TASKS FOR THIS EXERCISE ▸
1: In the article on financiers driven to desperate acts, where was the Piper Malibu later found?
2: Rewrite the stretch of the article on ruined financiers from "In the abyss" through "these despairing times.", putting "shame" in place of "disgrace".
3: Extend the article about financiers who took desperate measures after their fortunes collapsed, beginning after its final sentence.

DOCUMENT EXCERPT ▸

--- START ---

In the abyss of financial ruin, faced with sure disgrace and possibly prison, some of the newly scandalized rich have taken desperate measures in these despairing times.
The black hole of hopelessness can be overwhelming. A man who lost $1.4 billion to Bernie Madoff sits down in his Manhattan office and carefully writes a series of suicide letters to family and friends, then swallows a fatal dose of pills and conscientiously places a wastebasket under his bleeding arm, after slicing it with a box cutter.
Others are mind-boggling in their brazenness. A financier accused of stealing from his investors boards his private plane alone, sends a fake distress call over Alabama saying his windshield has shattered and he is bleeding profusely, then parachutes from the still-moving Piper Malibu, which is later found in a Florida swamp with no signs of blood or an imploded windshield.
In the past year, there have been more than 10 such incidents, from points across the country and beyond, executed by men whose finances disintegrated, sometimes into greed and possible thievery – with the same dizzying speed of the roller-coaster global market.

--- END ---

MATERIAL SHOWN ▸
--- START ---

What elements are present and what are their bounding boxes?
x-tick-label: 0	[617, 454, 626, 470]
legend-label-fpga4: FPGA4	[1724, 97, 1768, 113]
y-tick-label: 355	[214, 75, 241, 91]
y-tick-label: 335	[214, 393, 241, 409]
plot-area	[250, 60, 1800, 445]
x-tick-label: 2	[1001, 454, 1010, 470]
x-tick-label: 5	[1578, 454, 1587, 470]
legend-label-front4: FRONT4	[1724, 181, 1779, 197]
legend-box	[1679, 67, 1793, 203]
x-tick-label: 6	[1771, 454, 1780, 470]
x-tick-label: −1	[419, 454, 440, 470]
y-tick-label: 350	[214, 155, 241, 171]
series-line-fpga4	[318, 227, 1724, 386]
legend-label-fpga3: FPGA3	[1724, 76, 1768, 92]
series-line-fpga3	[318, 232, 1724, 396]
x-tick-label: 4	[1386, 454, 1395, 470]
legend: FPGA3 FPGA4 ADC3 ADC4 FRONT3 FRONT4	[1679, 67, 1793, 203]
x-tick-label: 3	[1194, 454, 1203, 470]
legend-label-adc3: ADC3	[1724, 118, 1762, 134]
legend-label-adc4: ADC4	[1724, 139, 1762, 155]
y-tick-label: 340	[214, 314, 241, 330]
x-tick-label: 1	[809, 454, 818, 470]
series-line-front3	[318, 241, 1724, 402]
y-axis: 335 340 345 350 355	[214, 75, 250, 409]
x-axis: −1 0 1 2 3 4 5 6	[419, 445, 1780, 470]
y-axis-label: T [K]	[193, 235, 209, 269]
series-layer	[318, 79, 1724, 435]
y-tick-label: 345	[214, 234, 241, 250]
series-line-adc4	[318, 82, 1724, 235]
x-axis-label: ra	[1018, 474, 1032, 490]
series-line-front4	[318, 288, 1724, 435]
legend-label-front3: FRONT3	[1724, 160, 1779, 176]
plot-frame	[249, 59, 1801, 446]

--- END ---

SOLVED TASKS ▸
1: In a Florida swamp.

2:
In the abyss of financial ruin, faced with sure shame and possibly prison, some of the newly scandalized rich have taken desperate measures in these despairing times.

3:
In January alone, three cases surfaced. German billionaire investor Adolf Merckle, who lost a fortune in shorted Volkswagen stock, threw himself under a commuter train. Patrick Rocca, an Irish property investor who lost millions when the real estate market bottomed out, waited until his wife took their children to school before he shot himself in the head. Outside Chicago, real estate mogul Steven L. Good was found dead in his Jaguar, apparently from a self-inflicted gunshot wound.
“Suicide does not discriminate on the basis of social status,” said psychologist Alden Cass, who treats financial traders. “The ego of the successful person … is not used to failure, not used to being wrong. They’re perfectionists. They don’t allow for the gray in life. They don’t allow for second place. When that is taken away, they’re stripped of everything they know.”
Three days before Christmas, after writing his farewell notes, Rene-Thierry Magon de la Villehuchet killed himself in his 22nd-floor office in Midtown. He’d lost his entire savings, and his clients’ money, to Madoff’s alleged Ponzi scheme, which may have swallowed $50 billion from investments made by the very rich and the pension plans of everyday people.
The 65-year-old Frenchman, an aristocrat and professional investor, was deeply shamed and depressed, friends and family said. He felt he had ruined the lives of his clients, many of whom were friends. His brother, Bertrand, called his brother’s suicide an honorable act. “At first he thought he’d be able to get the money back,” Bertrand said in a Paris phone interview with the Associated Press after his brother’s death. “Gradually he realized he wouldn’t be able to. He trusted Madoff completely.”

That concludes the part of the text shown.